Data excerpts

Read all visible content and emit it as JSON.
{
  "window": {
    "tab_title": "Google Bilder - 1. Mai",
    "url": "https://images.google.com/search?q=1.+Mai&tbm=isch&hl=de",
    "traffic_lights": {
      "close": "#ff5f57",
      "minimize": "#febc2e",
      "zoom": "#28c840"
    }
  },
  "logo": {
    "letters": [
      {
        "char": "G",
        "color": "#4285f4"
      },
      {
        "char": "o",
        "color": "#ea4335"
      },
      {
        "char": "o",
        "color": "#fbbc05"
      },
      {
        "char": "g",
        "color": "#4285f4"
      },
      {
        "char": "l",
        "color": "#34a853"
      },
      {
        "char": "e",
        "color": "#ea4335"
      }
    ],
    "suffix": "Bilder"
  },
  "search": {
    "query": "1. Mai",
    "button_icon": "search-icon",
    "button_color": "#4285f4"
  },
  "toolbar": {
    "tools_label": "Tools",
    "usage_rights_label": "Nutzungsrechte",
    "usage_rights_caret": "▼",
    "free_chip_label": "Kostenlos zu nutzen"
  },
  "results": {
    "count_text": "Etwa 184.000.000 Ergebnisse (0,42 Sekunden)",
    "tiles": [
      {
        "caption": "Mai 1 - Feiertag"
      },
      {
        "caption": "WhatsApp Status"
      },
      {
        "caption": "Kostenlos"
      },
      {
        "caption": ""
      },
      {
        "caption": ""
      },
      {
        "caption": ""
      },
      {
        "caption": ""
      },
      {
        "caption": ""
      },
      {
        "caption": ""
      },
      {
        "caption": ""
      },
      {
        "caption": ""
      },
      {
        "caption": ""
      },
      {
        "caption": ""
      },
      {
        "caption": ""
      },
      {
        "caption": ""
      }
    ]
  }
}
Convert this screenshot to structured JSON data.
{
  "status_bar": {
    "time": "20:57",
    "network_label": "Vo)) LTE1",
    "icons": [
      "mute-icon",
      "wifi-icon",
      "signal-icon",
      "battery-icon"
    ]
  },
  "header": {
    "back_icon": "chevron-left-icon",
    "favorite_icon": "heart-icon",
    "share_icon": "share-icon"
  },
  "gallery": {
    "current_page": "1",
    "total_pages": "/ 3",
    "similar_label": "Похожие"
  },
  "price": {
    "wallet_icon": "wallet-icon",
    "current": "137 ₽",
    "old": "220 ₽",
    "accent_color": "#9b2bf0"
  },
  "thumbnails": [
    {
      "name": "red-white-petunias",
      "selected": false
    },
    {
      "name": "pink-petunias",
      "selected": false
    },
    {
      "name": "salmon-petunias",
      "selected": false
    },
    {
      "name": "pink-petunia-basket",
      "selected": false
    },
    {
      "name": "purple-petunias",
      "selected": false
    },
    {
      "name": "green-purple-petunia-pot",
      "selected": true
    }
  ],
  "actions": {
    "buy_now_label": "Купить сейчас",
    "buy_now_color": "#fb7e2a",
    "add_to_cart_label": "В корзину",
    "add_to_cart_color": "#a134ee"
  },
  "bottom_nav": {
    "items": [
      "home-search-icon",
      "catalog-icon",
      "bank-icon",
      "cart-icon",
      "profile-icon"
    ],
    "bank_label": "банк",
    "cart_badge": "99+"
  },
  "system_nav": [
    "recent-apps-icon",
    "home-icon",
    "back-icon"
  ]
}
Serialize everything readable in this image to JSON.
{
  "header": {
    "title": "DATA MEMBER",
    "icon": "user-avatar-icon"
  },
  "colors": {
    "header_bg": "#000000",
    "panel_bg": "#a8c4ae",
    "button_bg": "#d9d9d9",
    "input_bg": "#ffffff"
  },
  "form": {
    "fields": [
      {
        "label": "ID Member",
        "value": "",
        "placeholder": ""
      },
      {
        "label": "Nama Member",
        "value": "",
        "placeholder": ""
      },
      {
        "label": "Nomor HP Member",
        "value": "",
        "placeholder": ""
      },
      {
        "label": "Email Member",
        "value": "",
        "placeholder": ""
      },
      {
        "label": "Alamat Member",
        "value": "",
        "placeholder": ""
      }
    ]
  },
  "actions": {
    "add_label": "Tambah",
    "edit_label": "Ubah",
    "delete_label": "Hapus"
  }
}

* [Set task]
Return exactly the lines from the one containing "Serialize everything readable" to the last line of the data, and nothing more.

* [Task solution]
Serialize everything readable in this image to JSON.
{
  "header": {
    "title": "DATA MEMBER",
    "icon": "user-avatar-icon"
  },
  "colors": {
    "header_bg": "#000000",
    "panel_bg": "#a8c4ae",
    "button_bg": "#d9d9d9",
    "input_bg": "#ffffff"
  },
  "form": {
    "fields": [
      {
        "label": "ID Member",
        "value": "",
        "placeholder": ""
      },
      {
        "label": "Nama Member",
        "value": "",
        "placeholder": ""
      },
      {
        "label": "Nomor HP Member",
        "value": "",
        "placeholder": ""
      },
      {
        "label": "Email Member",
        "value": "",
        "placeholder": ""
      },
      {
        "label": "Alamat Member",
        "value": "",
        "placeholder": ""
      }
    ]
  },
  "actions": {
    "add_label": "Tambah",
    "edit_label": "Ubah",
    "delete_label": "Hapus"
  }
}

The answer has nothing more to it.